WORK TO BE COMPLETED: Identify and pull out each line of the entries in which "this" occurs.

__________

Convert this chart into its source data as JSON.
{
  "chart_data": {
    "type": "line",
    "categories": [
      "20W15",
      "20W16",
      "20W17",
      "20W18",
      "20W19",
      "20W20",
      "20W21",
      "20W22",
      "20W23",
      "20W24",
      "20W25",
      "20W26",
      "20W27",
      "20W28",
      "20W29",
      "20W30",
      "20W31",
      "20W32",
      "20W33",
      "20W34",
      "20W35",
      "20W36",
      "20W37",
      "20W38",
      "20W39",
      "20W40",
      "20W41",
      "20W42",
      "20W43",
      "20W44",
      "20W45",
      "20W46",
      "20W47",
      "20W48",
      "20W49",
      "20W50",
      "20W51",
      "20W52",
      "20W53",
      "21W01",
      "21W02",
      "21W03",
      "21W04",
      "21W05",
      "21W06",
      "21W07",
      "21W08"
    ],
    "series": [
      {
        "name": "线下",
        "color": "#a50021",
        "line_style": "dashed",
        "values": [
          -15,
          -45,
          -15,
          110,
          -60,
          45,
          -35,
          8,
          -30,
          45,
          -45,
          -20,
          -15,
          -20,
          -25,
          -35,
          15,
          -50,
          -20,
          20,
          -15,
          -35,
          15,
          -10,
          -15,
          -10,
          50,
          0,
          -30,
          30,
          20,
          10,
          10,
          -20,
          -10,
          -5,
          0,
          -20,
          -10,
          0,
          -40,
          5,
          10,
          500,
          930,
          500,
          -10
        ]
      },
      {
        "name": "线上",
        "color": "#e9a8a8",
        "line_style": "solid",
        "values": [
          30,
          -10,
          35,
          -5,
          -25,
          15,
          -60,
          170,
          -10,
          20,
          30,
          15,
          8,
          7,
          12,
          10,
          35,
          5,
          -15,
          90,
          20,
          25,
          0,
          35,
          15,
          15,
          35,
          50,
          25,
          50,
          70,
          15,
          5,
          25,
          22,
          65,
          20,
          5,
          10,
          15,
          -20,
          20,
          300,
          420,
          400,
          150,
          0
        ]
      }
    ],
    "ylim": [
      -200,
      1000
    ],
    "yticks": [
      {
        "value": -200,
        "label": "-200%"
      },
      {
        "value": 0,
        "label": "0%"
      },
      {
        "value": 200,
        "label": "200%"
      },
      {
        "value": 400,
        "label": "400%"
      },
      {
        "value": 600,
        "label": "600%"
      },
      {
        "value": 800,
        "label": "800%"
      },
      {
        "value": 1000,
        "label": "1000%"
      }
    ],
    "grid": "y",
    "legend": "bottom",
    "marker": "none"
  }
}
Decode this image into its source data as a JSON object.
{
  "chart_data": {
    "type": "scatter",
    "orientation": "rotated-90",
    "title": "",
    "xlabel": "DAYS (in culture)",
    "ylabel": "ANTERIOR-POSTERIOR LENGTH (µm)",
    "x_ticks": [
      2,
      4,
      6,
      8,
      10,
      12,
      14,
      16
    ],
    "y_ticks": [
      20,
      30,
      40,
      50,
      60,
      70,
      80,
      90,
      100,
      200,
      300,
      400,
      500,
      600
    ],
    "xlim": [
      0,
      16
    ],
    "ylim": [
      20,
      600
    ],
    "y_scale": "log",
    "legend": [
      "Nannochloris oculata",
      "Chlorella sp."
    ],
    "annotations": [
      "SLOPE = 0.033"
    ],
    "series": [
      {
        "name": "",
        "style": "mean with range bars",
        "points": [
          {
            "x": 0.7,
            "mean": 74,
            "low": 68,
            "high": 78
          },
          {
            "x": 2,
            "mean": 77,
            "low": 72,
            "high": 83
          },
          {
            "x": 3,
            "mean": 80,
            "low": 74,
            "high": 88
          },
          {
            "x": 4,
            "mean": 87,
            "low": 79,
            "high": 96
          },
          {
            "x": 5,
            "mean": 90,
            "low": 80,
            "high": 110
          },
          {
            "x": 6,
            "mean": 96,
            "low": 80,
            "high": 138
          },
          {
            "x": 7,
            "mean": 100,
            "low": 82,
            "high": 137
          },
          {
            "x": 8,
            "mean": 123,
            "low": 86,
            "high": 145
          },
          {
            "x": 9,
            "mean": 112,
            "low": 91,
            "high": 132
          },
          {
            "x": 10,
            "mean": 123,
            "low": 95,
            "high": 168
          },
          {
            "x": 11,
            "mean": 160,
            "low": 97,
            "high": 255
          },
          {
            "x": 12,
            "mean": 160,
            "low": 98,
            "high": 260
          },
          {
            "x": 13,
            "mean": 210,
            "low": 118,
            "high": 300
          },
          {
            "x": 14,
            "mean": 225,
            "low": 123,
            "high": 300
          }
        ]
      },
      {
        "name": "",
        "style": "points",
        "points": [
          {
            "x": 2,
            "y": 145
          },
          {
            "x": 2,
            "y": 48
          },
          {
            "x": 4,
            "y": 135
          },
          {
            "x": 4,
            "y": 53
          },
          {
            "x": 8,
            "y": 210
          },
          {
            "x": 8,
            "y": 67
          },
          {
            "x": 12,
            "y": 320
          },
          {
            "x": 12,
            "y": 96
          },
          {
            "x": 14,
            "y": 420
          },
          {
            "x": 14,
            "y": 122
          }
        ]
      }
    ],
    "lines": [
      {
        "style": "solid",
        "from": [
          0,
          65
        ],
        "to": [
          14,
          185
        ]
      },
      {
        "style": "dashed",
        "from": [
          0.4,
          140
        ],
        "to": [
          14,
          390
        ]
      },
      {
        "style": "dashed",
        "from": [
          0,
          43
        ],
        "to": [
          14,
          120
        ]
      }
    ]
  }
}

__________

WRITTEN RESPONSE:
Convert this chart into its source data as JSON.
Decode this image into its source data as a JSON object.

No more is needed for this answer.